Records from a collection
════════════════════
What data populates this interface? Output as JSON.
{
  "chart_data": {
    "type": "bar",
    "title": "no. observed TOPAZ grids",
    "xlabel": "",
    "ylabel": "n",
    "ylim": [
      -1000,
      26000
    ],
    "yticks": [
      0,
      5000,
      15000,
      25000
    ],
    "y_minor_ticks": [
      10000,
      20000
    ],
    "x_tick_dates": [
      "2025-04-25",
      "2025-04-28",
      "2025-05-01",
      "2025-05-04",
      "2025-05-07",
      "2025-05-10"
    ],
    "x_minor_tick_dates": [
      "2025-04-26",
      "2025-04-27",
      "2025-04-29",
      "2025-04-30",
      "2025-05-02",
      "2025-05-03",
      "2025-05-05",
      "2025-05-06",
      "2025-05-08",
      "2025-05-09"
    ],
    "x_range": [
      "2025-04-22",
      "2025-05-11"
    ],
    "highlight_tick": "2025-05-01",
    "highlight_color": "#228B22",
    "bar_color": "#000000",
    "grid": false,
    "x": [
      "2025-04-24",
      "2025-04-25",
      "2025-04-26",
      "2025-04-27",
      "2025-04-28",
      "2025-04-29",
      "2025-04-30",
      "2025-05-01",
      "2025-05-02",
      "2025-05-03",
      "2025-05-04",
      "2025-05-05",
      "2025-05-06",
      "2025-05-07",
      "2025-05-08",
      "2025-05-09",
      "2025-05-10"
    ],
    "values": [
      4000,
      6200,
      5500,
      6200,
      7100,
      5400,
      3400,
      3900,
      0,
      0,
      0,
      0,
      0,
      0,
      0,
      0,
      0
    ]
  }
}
════════════════════
-- EXERCISE AIM --
Give back each line above precisely as it stands.

-- ANSWER FOR THE TASK --
What data populates this interface? Output as JSON.
{
  "chart_data": {
    "type": "bar",
    "title": "no. observed TOPAZ grids",
    "xlabel": "",
    "ylabel": "n",
    "ylim": [
      -1000,
      26000
    ],
    "yticks": [
      0,
      5000,
      15000,
      25000
    ],
    "y_minor_ticks": [
      10000,
      20000
    ],
    "x_tick_dates": [
      "2025-04-25",
      "2025-04-28",
      "2025-05-01",
      "2025-05-04",
      "2025-05-07",
      "2025-05-10"
    ],
    "x_minor_tick_dates": [
      "2025-04-26",
      "2025-04-27",
      "2025-04-29",
      "2025-04-30",
      "2025-05-02",
      "2025-05-03",
      "2025-05-05",
      "2025-05-06",
      "2025-05-08",
      "2025-05-09"
    ],
    "x_range": [
      "2025-04-22",
      "2025-05-11"
    ],
    "highlight_tick": "2025-05-01",
    "highlight_color": "#228B22",
    "bar_color": "#000000",
    "grid": false,
    "x": [
      "2025-04-24",
      "2025-04-25",
      "2025-04-26",
      "2025-04-27",
      "2025-04-28",
      "2025-04-29",
      "2025-04-30",
      "2025-05-01",
      "2025-05-02",
      "2025-05-03",
      "2025-05-04",
      "2025-05-05",
      "2025-05-06",
      "2025-05-07",
      "2025-05-08",
      "2025-05-09",
      "2025-05-10"
    ],
    "values": [
      4000,
      6200,
      5500,
      6200,
      7100,
      5400,
      3400,
      3900,
      0,
      0,
      0,
      0,
      0,
      0,
      0,
      0,
      0
    ]
  }
}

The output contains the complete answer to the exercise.